• _Supplied data_
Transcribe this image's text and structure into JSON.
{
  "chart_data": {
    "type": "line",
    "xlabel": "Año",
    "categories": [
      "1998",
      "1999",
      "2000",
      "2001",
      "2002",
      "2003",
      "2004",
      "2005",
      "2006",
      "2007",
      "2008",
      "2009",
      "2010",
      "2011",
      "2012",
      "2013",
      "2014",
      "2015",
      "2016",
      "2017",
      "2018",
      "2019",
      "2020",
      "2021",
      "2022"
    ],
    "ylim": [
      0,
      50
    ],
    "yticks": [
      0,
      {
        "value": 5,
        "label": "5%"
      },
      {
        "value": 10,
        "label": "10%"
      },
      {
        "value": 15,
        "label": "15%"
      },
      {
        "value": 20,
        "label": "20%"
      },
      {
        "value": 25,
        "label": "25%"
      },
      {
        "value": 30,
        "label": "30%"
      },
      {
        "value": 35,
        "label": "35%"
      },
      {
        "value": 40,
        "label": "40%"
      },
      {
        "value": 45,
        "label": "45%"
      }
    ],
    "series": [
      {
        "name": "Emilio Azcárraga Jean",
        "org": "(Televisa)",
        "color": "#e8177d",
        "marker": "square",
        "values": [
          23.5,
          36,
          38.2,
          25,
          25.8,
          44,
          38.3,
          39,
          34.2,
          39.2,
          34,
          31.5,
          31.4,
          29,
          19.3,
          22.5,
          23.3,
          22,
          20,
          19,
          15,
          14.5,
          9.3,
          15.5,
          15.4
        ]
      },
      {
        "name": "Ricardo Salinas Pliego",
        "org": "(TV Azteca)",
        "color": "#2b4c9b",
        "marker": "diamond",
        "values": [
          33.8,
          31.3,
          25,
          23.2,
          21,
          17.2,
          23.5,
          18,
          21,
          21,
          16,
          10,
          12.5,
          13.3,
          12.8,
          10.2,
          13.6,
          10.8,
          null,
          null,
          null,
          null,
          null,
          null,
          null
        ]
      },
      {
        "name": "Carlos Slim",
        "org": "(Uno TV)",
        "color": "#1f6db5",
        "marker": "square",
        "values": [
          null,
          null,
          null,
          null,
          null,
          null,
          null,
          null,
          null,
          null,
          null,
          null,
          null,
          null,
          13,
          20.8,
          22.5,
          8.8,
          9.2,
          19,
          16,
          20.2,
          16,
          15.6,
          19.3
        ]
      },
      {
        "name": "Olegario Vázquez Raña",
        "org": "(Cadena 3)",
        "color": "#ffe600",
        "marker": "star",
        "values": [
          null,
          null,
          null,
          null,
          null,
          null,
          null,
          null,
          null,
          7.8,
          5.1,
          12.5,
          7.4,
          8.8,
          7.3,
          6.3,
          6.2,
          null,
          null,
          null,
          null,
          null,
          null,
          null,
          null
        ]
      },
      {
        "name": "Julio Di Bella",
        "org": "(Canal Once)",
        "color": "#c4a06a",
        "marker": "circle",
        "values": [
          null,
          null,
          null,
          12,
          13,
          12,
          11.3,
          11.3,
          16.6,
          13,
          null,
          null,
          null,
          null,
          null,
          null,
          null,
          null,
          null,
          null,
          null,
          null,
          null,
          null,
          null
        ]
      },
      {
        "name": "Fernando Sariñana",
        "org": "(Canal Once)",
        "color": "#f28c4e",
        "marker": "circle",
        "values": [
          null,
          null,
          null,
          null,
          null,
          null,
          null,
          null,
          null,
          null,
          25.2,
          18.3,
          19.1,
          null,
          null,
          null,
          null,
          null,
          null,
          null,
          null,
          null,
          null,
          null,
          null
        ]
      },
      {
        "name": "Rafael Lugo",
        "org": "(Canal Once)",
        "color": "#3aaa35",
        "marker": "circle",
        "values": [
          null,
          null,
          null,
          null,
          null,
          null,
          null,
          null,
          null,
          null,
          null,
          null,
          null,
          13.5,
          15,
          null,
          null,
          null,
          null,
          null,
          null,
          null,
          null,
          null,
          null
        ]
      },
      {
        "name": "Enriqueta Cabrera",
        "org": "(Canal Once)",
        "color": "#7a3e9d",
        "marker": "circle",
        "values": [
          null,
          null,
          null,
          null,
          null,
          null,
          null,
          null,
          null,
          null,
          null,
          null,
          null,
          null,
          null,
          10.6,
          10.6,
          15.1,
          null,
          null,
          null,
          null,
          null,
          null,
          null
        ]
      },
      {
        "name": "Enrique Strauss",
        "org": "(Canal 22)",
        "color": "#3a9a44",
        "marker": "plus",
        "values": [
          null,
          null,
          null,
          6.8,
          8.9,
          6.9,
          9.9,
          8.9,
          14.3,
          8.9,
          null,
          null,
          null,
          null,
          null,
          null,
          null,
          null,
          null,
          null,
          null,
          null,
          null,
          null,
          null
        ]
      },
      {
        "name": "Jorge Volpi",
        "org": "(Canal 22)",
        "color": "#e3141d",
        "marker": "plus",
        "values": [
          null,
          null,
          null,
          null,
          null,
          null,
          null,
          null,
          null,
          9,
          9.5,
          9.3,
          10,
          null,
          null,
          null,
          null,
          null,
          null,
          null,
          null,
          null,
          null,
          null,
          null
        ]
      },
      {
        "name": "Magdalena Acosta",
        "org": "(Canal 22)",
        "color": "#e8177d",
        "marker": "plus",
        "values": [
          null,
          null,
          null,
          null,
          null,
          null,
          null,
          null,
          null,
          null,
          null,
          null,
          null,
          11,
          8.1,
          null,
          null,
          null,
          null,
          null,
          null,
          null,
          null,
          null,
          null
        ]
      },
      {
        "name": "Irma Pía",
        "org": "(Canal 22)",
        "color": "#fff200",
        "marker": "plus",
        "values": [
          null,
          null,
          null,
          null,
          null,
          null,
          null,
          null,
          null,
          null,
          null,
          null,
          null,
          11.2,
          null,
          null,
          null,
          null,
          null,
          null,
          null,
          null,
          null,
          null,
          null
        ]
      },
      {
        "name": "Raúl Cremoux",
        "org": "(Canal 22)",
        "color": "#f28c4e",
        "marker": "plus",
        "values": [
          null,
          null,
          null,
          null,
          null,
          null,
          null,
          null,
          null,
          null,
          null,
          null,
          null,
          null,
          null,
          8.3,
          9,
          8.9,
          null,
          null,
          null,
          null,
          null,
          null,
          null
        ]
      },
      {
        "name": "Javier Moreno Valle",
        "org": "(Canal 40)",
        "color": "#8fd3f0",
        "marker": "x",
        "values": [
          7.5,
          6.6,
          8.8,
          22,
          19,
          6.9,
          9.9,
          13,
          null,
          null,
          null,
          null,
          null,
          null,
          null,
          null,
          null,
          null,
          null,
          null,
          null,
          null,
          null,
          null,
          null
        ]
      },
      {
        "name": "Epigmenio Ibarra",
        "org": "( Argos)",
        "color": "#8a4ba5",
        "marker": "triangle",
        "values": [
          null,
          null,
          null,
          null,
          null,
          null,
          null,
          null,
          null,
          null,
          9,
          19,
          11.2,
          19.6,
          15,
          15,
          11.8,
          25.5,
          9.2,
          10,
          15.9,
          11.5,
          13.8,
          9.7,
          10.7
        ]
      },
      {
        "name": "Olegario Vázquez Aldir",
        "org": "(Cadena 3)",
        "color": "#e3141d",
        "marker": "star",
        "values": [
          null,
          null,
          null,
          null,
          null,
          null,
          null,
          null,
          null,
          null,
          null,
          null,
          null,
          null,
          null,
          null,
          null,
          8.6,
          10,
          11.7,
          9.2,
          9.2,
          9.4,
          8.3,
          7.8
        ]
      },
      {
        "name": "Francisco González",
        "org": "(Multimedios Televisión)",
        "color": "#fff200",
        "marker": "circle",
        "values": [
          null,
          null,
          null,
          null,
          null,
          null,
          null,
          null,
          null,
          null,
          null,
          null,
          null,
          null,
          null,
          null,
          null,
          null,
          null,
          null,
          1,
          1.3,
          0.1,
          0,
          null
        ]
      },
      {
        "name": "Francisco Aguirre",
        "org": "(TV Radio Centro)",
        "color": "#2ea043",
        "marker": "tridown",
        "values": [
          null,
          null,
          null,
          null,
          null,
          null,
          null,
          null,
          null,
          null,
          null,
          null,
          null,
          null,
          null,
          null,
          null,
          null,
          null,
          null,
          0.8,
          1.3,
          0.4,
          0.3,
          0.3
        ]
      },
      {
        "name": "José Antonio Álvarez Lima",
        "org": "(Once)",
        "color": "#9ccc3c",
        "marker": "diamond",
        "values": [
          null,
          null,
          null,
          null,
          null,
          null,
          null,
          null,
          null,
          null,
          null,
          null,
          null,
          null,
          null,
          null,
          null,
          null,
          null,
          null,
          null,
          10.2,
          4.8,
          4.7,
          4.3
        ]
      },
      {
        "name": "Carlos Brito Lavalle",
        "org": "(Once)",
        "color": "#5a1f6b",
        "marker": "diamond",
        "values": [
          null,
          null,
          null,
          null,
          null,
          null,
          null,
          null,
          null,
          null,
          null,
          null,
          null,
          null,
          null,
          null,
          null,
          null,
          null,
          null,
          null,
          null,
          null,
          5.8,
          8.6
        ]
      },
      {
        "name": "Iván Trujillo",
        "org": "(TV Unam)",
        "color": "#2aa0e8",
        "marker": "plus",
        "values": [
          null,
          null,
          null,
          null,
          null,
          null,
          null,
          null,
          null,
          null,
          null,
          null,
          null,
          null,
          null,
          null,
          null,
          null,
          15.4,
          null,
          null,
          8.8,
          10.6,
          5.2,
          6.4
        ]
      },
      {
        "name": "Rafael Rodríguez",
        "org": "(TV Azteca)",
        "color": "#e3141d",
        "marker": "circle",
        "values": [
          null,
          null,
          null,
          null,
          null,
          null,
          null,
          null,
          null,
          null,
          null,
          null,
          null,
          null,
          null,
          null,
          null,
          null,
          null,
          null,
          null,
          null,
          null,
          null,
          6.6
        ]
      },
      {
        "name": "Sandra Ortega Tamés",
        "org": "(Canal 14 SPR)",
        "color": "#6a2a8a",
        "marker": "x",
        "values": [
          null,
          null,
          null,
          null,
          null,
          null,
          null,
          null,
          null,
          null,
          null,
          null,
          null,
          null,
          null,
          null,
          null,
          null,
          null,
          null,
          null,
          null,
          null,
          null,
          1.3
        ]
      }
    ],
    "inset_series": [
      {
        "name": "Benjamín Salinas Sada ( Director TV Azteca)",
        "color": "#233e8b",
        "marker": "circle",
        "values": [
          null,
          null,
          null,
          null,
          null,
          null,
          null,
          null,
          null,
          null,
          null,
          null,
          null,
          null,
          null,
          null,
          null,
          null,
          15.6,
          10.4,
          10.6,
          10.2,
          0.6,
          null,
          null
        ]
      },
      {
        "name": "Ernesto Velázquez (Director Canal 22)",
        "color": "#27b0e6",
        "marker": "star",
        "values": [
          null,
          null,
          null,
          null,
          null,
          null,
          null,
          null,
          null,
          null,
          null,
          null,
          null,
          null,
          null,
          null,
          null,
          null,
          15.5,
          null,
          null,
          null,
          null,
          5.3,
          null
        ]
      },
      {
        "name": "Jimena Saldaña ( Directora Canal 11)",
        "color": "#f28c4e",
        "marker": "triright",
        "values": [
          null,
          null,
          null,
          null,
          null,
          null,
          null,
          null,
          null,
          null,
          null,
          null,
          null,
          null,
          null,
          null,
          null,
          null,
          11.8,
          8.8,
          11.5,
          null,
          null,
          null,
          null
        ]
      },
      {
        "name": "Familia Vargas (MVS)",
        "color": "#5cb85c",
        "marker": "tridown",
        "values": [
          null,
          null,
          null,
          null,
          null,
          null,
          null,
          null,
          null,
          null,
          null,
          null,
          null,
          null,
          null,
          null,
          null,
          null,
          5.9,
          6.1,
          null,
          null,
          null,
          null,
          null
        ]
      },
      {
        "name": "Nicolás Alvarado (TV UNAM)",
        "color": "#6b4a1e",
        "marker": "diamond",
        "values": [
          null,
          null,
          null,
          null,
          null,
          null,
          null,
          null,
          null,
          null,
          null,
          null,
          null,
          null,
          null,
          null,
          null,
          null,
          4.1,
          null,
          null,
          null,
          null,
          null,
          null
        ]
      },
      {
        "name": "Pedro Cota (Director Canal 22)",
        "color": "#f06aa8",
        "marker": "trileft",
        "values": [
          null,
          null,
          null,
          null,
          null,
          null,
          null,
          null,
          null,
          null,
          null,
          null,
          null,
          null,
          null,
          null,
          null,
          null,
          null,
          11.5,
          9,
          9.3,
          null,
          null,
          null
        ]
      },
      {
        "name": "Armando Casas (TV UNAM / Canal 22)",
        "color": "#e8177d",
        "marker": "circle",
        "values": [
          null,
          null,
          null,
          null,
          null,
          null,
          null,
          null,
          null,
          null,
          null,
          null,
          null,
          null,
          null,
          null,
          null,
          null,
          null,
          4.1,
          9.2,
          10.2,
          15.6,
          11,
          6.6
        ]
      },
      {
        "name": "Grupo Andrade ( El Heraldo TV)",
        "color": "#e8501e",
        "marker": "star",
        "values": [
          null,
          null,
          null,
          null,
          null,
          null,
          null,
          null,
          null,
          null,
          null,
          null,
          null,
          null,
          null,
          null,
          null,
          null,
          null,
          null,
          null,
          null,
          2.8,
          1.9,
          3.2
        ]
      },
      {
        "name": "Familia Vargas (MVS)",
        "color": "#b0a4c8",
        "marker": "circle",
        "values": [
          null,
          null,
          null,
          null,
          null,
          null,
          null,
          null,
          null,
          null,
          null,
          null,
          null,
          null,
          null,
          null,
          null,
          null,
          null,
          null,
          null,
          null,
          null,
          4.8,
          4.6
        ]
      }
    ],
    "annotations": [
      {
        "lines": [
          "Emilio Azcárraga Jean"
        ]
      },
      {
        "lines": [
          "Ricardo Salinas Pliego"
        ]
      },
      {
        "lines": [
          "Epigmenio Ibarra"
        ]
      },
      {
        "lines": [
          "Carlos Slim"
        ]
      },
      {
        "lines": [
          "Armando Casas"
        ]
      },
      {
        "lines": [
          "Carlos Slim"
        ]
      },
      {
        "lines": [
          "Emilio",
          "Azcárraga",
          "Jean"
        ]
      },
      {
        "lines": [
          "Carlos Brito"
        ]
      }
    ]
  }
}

• _What you should do_
Pick out the lines that have the word "Pliego". Copy them all.

• _Result for this exercise_
        "name": "Ricardo Salinas Pliego",
          "Ricardo Salinas Pliego"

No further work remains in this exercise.